Stored data:
+-------+

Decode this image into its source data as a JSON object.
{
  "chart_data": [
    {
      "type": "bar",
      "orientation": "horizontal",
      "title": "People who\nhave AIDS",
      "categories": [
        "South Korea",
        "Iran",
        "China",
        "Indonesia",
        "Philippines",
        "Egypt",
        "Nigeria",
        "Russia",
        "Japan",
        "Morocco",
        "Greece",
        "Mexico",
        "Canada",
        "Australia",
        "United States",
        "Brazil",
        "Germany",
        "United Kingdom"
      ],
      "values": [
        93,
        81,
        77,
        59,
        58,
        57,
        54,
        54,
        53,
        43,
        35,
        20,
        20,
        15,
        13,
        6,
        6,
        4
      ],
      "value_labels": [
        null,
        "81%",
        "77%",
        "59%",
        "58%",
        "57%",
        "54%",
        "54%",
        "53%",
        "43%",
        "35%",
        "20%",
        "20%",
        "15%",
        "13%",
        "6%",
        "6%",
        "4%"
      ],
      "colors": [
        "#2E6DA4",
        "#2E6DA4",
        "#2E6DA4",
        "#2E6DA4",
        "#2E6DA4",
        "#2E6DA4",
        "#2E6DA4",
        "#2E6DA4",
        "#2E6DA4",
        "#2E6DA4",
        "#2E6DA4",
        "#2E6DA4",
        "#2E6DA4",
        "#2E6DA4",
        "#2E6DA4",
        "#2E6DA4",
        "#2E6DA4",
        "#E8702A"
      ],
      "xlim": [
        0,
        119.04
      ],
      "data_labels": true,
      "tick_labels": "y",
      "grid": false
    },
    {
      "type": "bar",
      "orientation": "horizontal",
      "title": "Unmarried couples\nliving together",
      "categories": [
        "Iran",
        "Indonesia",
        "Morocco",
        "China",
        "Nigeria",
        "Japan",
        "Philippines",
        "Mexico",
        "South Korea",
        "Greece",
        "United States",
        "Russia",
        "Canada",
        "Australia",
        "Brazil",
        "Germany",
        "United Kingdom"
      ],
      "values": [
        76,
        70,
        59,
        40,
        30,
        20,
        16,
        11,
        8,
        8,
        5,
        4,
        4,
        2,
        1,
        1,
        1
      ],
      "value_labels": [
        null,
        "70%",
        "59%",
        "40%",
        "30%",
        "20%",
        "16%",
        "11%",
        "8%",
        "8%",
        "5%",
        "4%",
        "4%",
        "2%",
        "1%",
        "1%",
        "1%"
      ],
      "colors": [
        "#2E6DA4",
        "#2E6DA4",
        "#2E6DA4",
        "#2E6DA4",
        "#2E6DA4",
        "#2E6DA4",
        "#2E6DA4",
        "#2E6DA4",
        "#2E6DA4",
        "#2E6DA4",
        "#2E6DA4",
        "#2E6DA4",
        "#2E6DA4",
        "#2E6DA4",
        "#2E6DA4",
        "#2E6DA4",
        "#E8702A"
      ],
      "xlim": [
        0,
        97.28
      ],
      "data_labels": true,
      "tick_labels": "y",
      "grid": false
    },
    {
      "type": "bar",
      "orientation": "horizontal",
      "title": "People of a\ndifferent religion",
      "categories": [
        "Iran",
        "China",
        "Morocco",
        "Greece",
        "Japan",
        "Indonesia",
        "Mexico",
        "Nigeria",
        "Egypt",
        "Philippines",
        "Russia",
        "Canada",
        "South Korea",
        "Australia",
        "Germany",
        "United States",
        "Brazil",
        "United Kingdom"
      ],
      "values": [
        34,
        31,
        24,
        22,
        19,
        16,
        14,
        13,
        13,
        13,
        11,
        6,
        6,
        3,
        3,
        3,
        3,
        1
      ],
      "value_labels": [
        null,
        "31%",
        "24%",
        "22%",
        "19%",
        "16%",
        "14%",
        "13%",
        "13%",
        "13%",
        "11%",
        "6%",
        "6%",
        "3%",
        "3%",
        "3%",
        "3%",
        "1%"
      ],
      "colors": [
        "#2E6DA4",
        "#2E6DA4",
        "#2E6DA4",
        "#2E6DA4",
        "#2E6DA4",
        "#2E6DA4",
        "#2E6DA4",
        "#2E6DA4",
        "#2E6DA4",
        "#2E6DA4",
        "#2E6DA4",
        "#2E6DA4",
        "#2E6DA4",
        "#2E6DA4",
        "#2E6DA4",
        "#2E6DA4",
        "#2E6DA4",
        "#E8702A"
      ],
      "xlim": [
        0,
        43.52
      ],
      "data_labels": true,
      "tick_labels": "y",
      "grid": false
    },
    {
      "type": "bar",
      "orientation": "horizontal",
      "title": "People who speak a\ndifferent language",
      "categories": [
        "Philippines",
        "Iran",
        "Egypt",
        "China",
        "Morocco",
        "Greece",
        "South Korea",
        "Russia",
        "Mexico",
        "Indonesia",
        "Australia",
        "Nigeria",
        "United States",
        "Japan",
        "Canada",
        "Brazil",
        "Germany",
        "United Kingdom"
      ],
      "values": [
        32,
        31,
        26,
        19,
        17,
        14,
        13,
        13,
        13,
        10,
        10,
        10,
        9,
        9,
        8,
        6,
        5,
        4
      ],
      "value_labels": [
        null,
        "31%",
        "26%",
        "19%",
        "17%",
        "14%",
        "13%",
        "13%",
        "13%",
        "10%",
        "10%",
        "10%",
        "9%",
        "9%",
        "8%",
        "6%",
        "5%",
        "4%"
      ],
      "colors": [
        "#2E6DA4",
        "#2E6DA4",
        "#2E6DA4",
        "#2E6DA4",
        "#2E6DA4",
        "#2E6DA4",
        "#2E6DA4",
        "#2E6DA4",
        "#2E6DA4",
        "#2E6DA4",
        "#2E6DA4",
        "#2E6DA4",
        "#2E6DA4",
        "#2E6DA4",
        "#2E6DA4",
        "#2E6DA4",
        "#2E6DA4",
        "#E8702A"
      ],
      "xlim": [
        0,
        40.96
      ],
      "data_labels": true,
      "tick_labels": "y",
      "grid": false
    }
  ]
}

+-------+

» **TASK DESCRIPTION**: Restate each entry exactly, skipping none.

» **CORRECT RESPONSE**:
Decode this image into its source data as a JSON object.
{
  "chart_data": [
    {
      "type": "bar",
      "orientation": "horizontal",
      "title": "People who\nhave AIDS",
      "categories": [
        "South Korea",
        "Iran",
        "China",
        "Indonesia",
        "Philippines",
        "Egypt",
        "Nigeria",
        "Russia",
        "Japan",
        "Morocco",
        "Greece",
        "Mexico",
        "Canada",
        "Australia",
        "United States",
        "Brazil",
        "Germany",
        "United Kingdom"
      ],
      "values": [
        93,
        81,
        77,
        59,
        58,
        57,
        54,
        54,
        53,
        43,
        35,
        20,
        20,
        15,
        13,
        6,
        6,
        4
      ],
      "value_labels": [
        null,
        "81%",
        "77%",
        "59%",
        "58%",
        "57%",
        "54%",
        "54%",
        "53%",
        "43%",
        "35%",
        "20%",
        "20%",
        "15%",
        "13%",
        "6%",
        "6%",
        "4%"
      ],
      "colors": [
        "#2E6DA4",
        "#2E6DA4",
        "#2E6DA4",
        "#2E6DA4",
        "#2E6DA4",
        "#2E6DA4",
        "#2E6DA4",
        "#2E6DA4",
        "#2E6DA4",
        "#2E6DA4",
        "#2E6DA4",
        "#2E6DA4",
        "#2E6DA4",
        "#2E6DA4",
        "#2E6DA4",
        "#2E6DA4",
        "#2E6DA4",
        "#E8702A"
      ],
      "xlim": [
        0,
        119.04
      ],
      "data_labels": true,
      "tick_labels": "y",
      "grid": false
    },
    {
      "type": "bar",
      "orientation": "horizontal",
      "title": "Unmarried couples\nliving together",
      "categories": [
        "Iran",
        "Indonesia",
        "Morocco",
        "China",
        "Nigeria",
        "Japan",
        "Philippines",
        "Mexico",
        "South Korea",
        "Greece",
        "United States",
        "Russia",
        "Canada",
        "Australia",
        "Brazil",
        "Germany",
        "United Kingdom"
      ],
      "values": [
        76,
        70,
        59,
        40,
        30,
        20,
        16,
        11,
        8,
        8,
        5,
        4,
        4,
        2,
        1,
        1,
        1
      ],
      "value_labels": [
        null,
        "70%",
        "59%",
        "40%",
        "30%",
        "20%",
        "16%",
        "11%",
        "8%",
        "8%",
        "5%",
        "4%",
        "4%",
        "2%",
        "1%",
        "1%",
        "1%"
      ],
      "colors": [
        "#2E6DA4",
        "#2E6DA4",
        "#2E6DA4",
        "#2E6DA4",
        "#2E6DA4",
        "#2E6DA4",
        "#2E6DA4",
        "#2E6DA4",
        "#2E6DA4",
        "#2E6DA4",
        "#2E6DA4",
        "#2E6DA4",
        "#2E6DA4",
        "#2E6DA4",
        "#2E6DA4",
        "#2E6DA4",
        "#E8702A"
      ],
      "xlim": [
        0,
        97.28
      ],
      "data_labels": true,
      "tick_labels": "y",
      "grid": false
    },
    {
      "type": "bar",
      "orientation": "horizontal",
      "title": "People of a\ndifferent religion",
      "categories": [
        "Iran",
        "China",
        "Morocco",
        "Greece",
        "Japan",
        "Indonesia",
        "Mexico",
        "Nigeria",
        "Egypt",
        "Philippines",
        "Russia",
        "Canada",
        "South Korea",
        "Australia",
        "Germany",
        "United States",
        "Brazil",
        "United Kingdom"
      ],
      "values": [
        34,
        31,
        24,
        22,
        19,
        16,
        14,
        13,
        13,
        13,
        11,
        6,
        6,
        3,
        3,
        3,
        3,
        1
      ],
      "value_labels": [
        null,
        "31%",
        "24%",
        "22%",
        "19%",
        "16%",
        "14%",
        "13%",
        "13%",
        "13%",
        "11%",
        "6%",
        "6%",
        "3%",
        "3%",
        "3%",
        "3%",
        "1%"
      ],
      "colors": [
        "#2E6DA4",
        "#2E6DA4",
        "#2E6DA4",
        "#2E6DA4",
        "#2E6DA4",
        "#2E6DA4",
        "#2E6DA4",
        "#2E6DA4",
        "#2E6DA4",
        "#2E6DA4",
        "#2E6DA4",
        "#2E6DA4",
        "#2E6DA4",
        "#2E6DA4",
        "#2E6DA4",
        "#2E6DA4",
        "#2E6DA4",
        "#E8702A"
      ],
      "xlim": [
        0,
        43.52
      ],
      "data_labels": true,
      "tick_labels": "y",
      "grid": false
    },
    {
      "type": "bar",
      "orientation": "horizontal",
      "title": "People who speak a\ndifferent language",
      "categories": [
        "Philippines",
        "Iran",
        "Egypt",
        "China",
        "Morocco",
        "Greece",
        "South Korea",
        "Russia",
        "Mexico",
        "Indonesia",
        "Australia",
        "Nigeria",
        "United States",
        "Japan",
        "Canada",
        "Brazil",
        "Germany",
        "United Kingdom"
      ],
      "values": [
        32,
        31,
        26,
        19,
        17,
        14,
        13,
        13,
        13,
        10,
        10,
        10,
        9,
        9,
        8,
        6,
        5,
        4
      ],
      "value_labels": [
        null,
        "31%",
        "26%",
        "19%",
        "17%",
        "14%",
        "13%",
        "13%",
        "13%",
        "10%",
        "10%",
        "10%",
        "9%",
        "9%",
        "8%",
        "6%",
        "5%",
        "4%"
      ],
      "colors": [
        "#2E6DA4",
        "#2E6DA4",
        "#2E6DA4",
        "#2E6DA4",
        "#2E6DA4",
        "#2E6DA4",
        "#2E6DA4",
        "#2E6DA4",
        "#2E6DA4",
        "#2E6DA4",
        "#2E6DA4",
        "#2E6DA4",
        "#2E6DA4",
        "#2E6DA4",
        "#2E6DA4",
        "#2E6DA4",
        "#2E6DA4",
        "#E8702A"
      ],
      "xlim": [
        0,
        40.96
      ],
      "data_labels": true,
      "tick_labels": "y",
      "grid": false
    }
  ]
}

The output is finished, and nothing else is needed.